**WHAT TO WORK ON**
Only a number is required: how many lines of the material contain the word "loss"?
---- RECORDS FOR THIS TASK
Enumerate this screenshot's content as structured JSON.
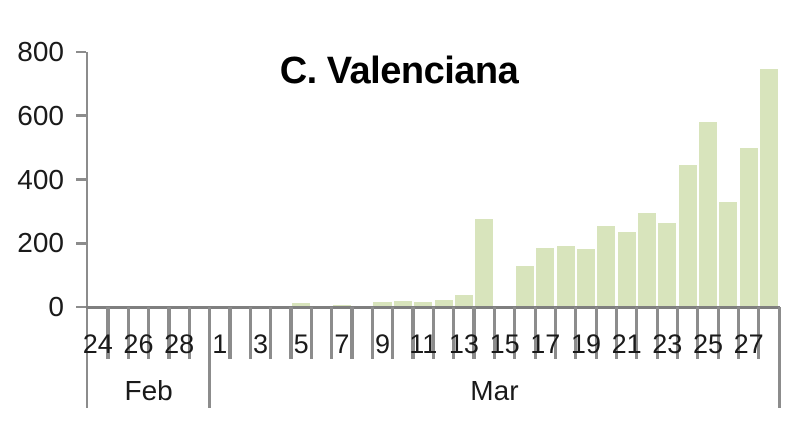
{
  "chart_data": {
    "type": "bar",
    "title": "C. Valenciana",
    "categories": [
      "Feb 24",
      "Feb 25",
      "Feb 26",
      "Feb 27",
      "Feb 28",
      "Feb 29",
      "Mar 1",
      "Mar 2",
      "Mar 3",
      "Mar 4",
      "Mar 5",
      "Mar 6",
      "Mar 7",
      "Mar 8",
      "Mar 9",
      "Mar 10",
      "Mar 11",
      "Mar 12",
      "Mar 13",
      "Mar 14",
      "Mar 15",
      "Mar 16",
      "Mar 17",
      "Mar 18",
      "Mar 19",
      "Mar 20",
      "Mar 21",
      "Mar 22",
      "Mar 23",
      "Mar 24",
      "Mar 25",
      "Mar 26",
      "Mar 27",
      "Mar 28"
    ],
    "values": [
      0,
      0,
      0,
      2,
      0,
      2,
      0,
      0,
      0,
      0,
      12,
      0,
      5,
      0,
      15,
      18,
      15,
      22,
      38,
      276,
      0,
      129,
      185,
      191,
      182,
      254,
      235,
      295,
      263,
      445,
      580,
      330,
      499,
      747
    ],
    "xtick_labels": [
      "24",
      "",
      "26",
      "",
      "28",
      "",
      "1",
      "",
      "3",
      "",
      "5",
      "",
      "7",
      "",
      "9",
      "",
      "11",
      "",
      "13",
      "",
      "15",
      "",
      "17",
      "",
      "19",
      "",
      "21",
      "",
      "23",
      "",
      "25",
      "",
      "27",
      ""
    ],
    "month_groups": [
      {
        "label": "Feb",
        "start": 0,
        "end": 6
      },
      {
        "label": "Mar",
        "start": 6,
        "end": 34
      }
    ],
    "xlabel": "",
    "ylabel": "",
    "ylim": [
      0,
      800
    ],
    "yticks": [
      "0",
      "200",
      "400",
      "600",
      "800"
    ],
    "grid": false,
    "legend": false,
    "bar_color": "#d8e4bc",
    "tick_color": "#8c8c8c",
    "axis_color": "#7f7f7f",
    "text_color": "#1a1a1a"
  }
}
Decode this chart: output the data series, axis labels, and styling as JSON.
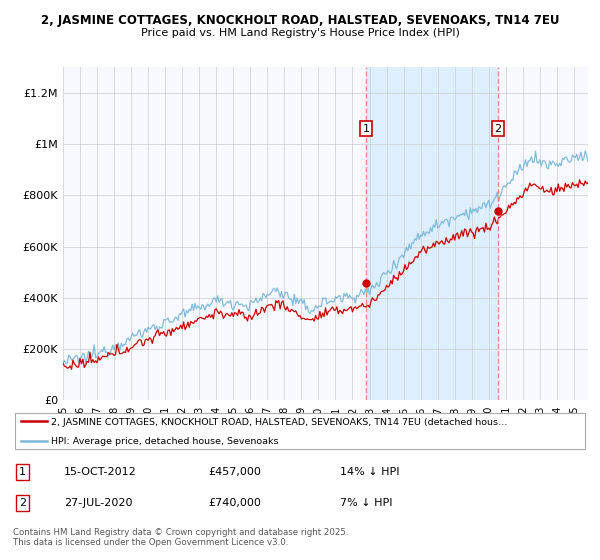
{
  "title_line1": "2, JASMINE COTTAGES, KNOCKHOLT ROAD, HALSTEAD, SEVENOAKS, TN14 7EU",
  "title_line2": "Price paid vs. HM Land Registry's House Price Index (HPI)",
  "ylabel_ticks": [
    "£0",
    "£200K",
    "£400K",
    "£600K",
    "£800K",
    "£1M",
    "£1.2M"
  ],
  "ytick_values": [
    0,
    200000,
    400000,
    600000,
    800000,
    1000000,
    1200000
  ],
  "ylim": [
    0,
    1300000
  ],
  "purchase1_date": "15-OCT-2012",
  "purchase1_price": 457000,
  "purchase1_hpi_diff": "14% ↓ HPI",
  "purchase2_date": "27-JUL-2020",
  "purchase2_price": 740000,
  "purchase2_hpi_diff": "7% ↓ HPI",
  "legend_line1": "2, JASMINE COTTAGES, KNOCKHOLT ROAD, HALSTEAD, SEVENOAKS, TN14 7EU (detached hous…",
  "legend_line2": "HPI: Average price, detached house, Sevenoaks",
  "footer": "Contains HM Land Registry data © Crown copyright and database right 2025.\nThis data is licensed under the Open Government Licence v3.0.",
  "property_color": "#cc0000",
  "hpi_color": "#7ab8d9",
  "vline_color": "#ff8888",
  "shade_color": "#ddeeff",
  "background_color": "#ffffff",
  "grid_color": "#cccccc"
}
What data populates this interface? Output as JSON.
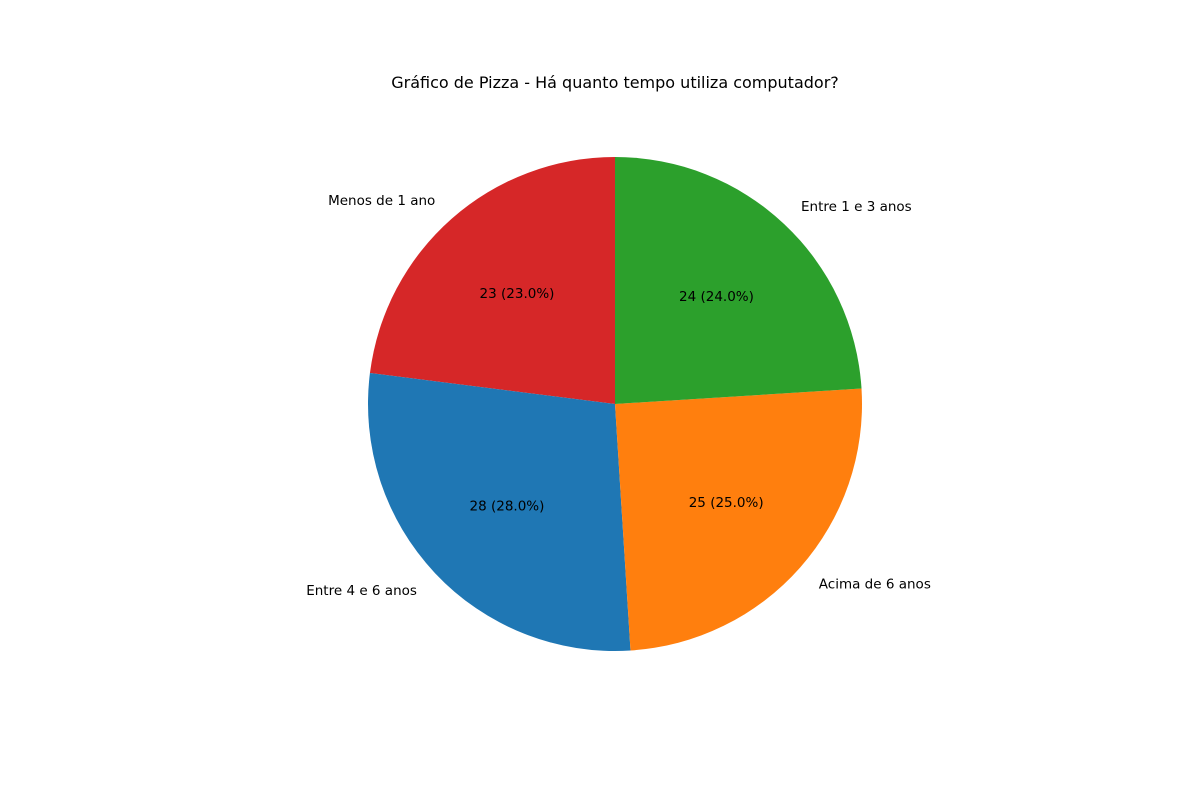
{
  "chart_data": {
    "type": "pie",
    "title": "Gráfico de Pizza - Há quanto tempo utiliza computador?",
    "categories": [
      "Menos de 1 ano",
      "Entre 4 e 6 anos",
      "Acima de 6 anos",
      "Entre 1 e 3 anos"
    ],
    "values": [
      23,
      28,
      25,
      24
    ],
    "value_labels": [
      "23 (23.0%)",
      "28 (28.0%)",
      "25 (25.0%)",
      "24 (24.0%)"
    ],
    "colors": [
      "#d62728",
      "#1f77b4",
      "#ff7f0e",
      "#2ca02c"
    ],
    "start_angle_deg": 90,
    "direction": "counterclockwise",
    "legend": "none"
  }
}
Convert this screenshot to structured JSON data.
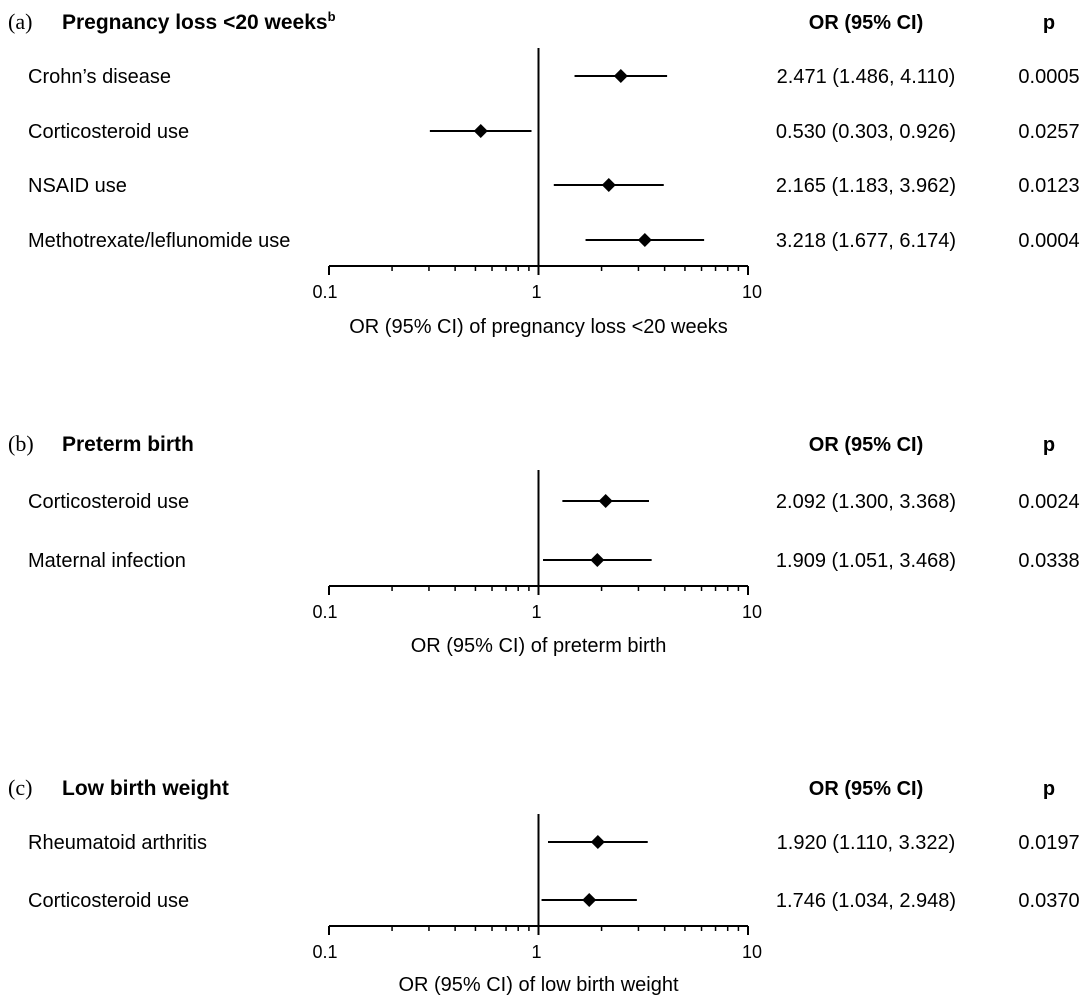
{
  "chart_data": [
    {
      "type": "forest",
      "panel": "(a)",
      "title": "Pregnancy loss <20 weeks",
      "title_sup": "b",
      "col_or": "OR (95% CI)",
      "col_p": "p",
      "xscale": "log",
      "xlim": [
        0.1,
        10
      ],
      "xticks": [
        "0.1",
        "1",
        "10"
      ],
      "reference_line": 1,
      "xlabel": "OR (95% CI) of pregnancy loss <20 weeks",
      "rows": [
        {
          "label": "Crohn’s disease",
          "or": 2.471,
          "lo": 1.486,
          "hi": 4.11,
          "text": "2.471 (1.486, 4.110)",
          "p": "0.0005"
        },
        {
          "label": "Corticosteroid use",
          "or": 0.53,
          "lo": 0.303,
          "hi": 0.926,
          "text": "0.530 (0.303, 0.926)",
          "p": "0.0257"
        },
        {
          "label": "NSAID use",
          "or": 2.165,
          "lo": 1.183,
          "hi": 3.962,
          "text": "2.165 (1.183, 3.962)",
          "p": "0.0123"
        },
        {
          "label": "Methotrexate/leflunomide use",
          "or": 3.218,
          "lo": 1.677,
          "hi": 6.174,
          "text": "3.218 (1.677, 6.174)",
          "p": "0.0004"
        }
      ]
    },
    {
      "type": "forest",
      "panel": "(b)",
      "title": "Preterm birth",
      "title_sup": "",
      "col_or": "OR (95% CI)",
      "col_p": "p",
      "xscale": "log",
      "xlim": [
        0.1,
        10
      ],
      "xticks": [
        "0.1",
        "1",
        "10"
      ],
      "reference_line": 1,
      "xlabel": "OR (95% CI) of preterm birth",
      "rows": [
        {
          "label": "Corticosteroid use",
          "or": 2.092,
          "lo": 1.3,
          "hi": 3.368,
          "text": "2.092 (1.300, 3.368)",
          "p": "0.0024"
        },
        {
          "label": "Maternal infection",
          "or": 1.909,
          "lo": 1.051,
          "hi": 3.468,
          "text": "1.909 (1.051, 3.468)",
          "p": "0.0338"
        }
      ]
    },
    {
      "type": "forest",
      "panel": "(c)",
      "title": "Low birth weight",
      "title_sup": "",
      "col_or": "OR (95% CI)",
      "col_p": "p",
      "xscale": "log",
      "xlim": [
        0.1,
        10
      ],
      "xticks": [
        "0.1",
        "1",
        "10"
      ],
      "reference_line": 1,
      "xlabel": "OR (95% CI) of low birth weight",
      "rows": [
        {
          "label": "Rheumatoid arthritis",
          "or": 1.92,
          "lo": 1.11,
          "hi": 3.322,
          "text": "1.920 (1.110, 3.322)",
          "p": "0.0197"
        },
        {
          "label": "Corticosteroid use",
          "or": 1.746,
          "lo": 1.034,
          "hi": 2.948,
          "text": "1.746 (1.034, 2.948)",
          "p": "0.0370"
        }
      ]
    }
  ]
}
--------
**EXERCISE SOLUTION**
2